The exercise: Every line that includes the word "Entrega" is to be listed.

Records for this task:

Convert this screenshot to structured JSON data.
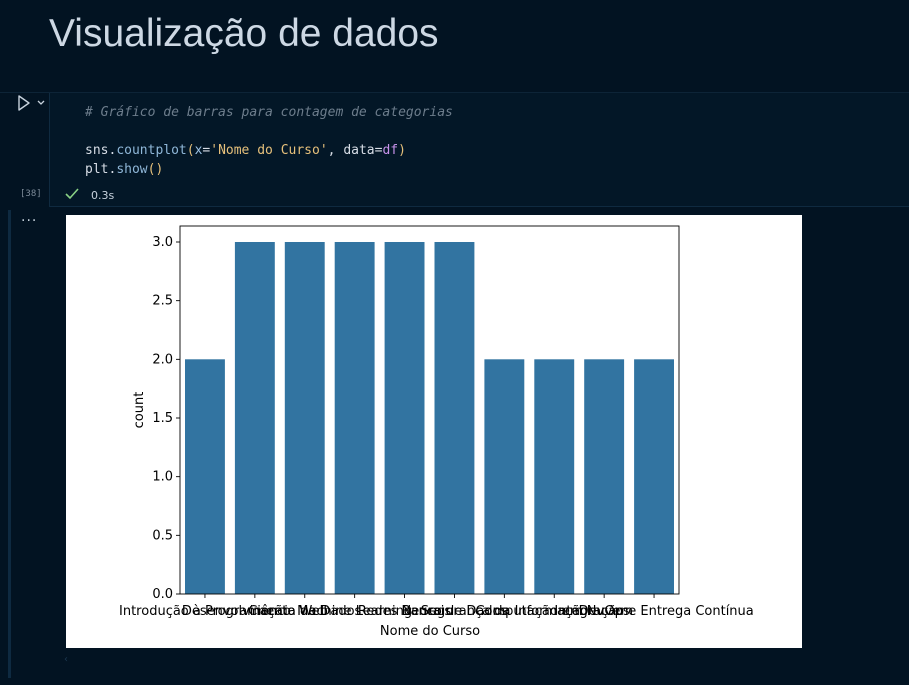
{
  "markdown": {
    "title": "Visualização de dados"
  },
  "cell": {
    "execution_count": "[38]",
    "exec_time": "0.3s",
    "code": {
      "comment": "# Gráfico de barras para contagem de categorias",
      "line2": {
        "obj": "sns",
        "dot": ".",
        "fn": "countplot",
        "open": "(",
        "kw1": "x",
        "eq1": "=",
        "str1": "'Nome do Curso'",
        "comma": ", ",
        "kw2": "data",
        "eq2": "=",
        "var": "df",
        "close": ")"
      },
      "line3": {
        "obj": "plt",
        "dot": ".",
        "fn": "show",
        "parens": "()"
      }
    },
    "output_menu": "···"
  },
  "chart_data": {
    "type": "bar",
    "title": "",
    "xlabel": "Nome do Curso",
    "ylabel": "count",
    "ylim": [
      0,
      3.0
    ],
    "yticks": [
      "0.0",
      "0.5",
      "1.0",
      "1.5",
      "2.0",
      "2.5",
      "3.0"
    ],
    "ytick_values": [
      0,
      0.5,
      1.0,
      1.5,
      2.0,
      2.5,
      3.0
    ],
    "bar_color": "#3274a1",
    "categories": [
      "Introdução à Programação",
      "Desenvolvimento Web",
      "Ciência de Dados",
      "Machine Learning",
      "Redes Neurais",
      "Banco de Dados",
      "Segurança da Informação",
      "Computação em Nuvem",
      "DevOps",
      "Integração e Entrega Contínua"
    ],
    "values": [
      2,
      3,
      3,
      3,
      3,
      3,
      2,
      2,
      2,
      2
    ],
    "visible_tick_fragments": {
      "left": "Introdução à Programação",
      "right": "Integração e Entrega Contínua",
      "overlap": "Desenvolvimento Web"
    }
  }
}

Solution for this task:
      "Integração e Entrega Contínua"
      "right": "Integração e Entrega Contínua",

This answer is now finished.